▶ **WHAT THIS TASK INVOLVES**
Retype all of the entries word for word.
━━━━━━━━━━
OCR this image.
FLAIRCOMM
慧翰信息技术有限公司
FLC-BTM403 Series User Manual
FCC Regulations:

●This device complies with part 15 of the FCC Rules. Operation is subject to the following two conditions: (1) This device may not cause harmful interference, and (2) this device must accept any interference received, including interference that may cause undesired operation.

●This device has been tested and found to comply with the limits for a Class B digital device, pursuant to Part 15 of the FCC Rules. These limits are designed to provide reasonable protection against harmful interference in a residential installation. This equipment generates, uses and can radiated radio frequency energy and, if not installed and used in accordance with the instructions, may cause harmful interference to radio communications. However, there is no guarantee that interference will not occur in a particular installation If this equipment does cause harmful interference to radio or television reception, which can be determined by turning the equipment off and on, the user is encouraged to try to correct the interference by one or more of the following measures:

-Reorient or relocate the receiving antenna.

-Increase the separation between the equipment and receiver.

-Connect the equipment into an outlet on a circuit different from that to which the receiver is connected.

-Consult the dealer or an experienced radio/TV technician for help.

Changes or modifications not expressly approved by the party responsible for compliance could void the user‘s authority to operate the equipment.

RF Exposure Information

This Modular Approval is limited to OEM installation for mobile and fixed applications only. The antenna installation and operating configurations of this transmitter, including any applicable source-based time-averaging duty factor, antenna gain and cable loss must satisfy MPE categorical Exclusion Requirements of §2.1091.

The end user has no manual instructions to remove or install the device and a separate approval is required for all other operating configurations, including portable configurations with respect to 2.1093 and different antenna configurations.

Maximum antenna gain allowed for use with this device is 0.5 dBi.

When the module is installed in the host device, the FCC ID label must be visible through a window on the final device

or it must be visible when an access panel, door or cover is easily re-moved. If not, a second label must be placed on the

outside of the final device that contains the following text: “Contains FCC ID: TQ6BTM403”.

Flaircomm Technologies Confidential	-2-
━━━━━━━━━━
▶ **EXPECTED ANSWER**
OCR this image.
FLAIRCOMM
慧翰信息技术有限公司
FLC-BTM403 Series User Manual
FCC Regulations:

●This device complies with part 15 of the FCC Rules. Operation is subject to the following two conditions: (1) This device may not cause harmful interference, and (2) this device must accept any interference received, including interference that may cause undesired operation.

●This device has been tested and found to comply with the limits for a Class B digital device, pursuant to Part 15 of the FCC Rules. These limits are designed to provide reasonable protection against harmful interference in a residential installation. This equipment generates, uses and can radiated radio frequency energy and, if not installed and used in accordance with the instructions, may cause harmful interference to radio communications. However, there is no guarantee that interference will not occur in a particular installation If this equipment does cause harmful interference to radio or television reception, which can be determined by turning the equipment off and on, the user is encouraged to try to correct the interference by one or more of the following measures:

-Reorient or relocate the receiving antenna.

-Increase the separation between the equipment and receiver.

-Connect the equipment into an outlet on a circuit different from that to which the receiver is connected.

-Consult the dealer or an experienced radio/TV technician for help.

Changes or modifications not expressly approved by the party responsible for compliance could void the user‘s authority to operate the equipment.

RF Exposure Information

This Modular Approval is limited to OEM installation for mobile and fixed applications only. The antenna installation and operating configurations of this transmitter, including any applicable source-based time-averaging duty factor, antenna gain and cable loss must satisfy MPE categorical Exclusion Requirements of §2.1091.

The end user has no manual instructions to remove or install the device and a separate approval is required for all other operating configurations, including portable configurations with respect to 2.1093 and different antenna configurations.

Maximum antenna gain allowed for use with this device is 0.5 dBi.

When the module is installed in the host device, the FCC ID label must be visible through a window on the final device

or it must be visible when an access panel, door or cover is easily re-moved. If not, a second label must be placed on the

outside of the final device that contains the following text: “Contains FCC ID: TQ6BTM403”.

Flaircomm Technologies Confidential	-2-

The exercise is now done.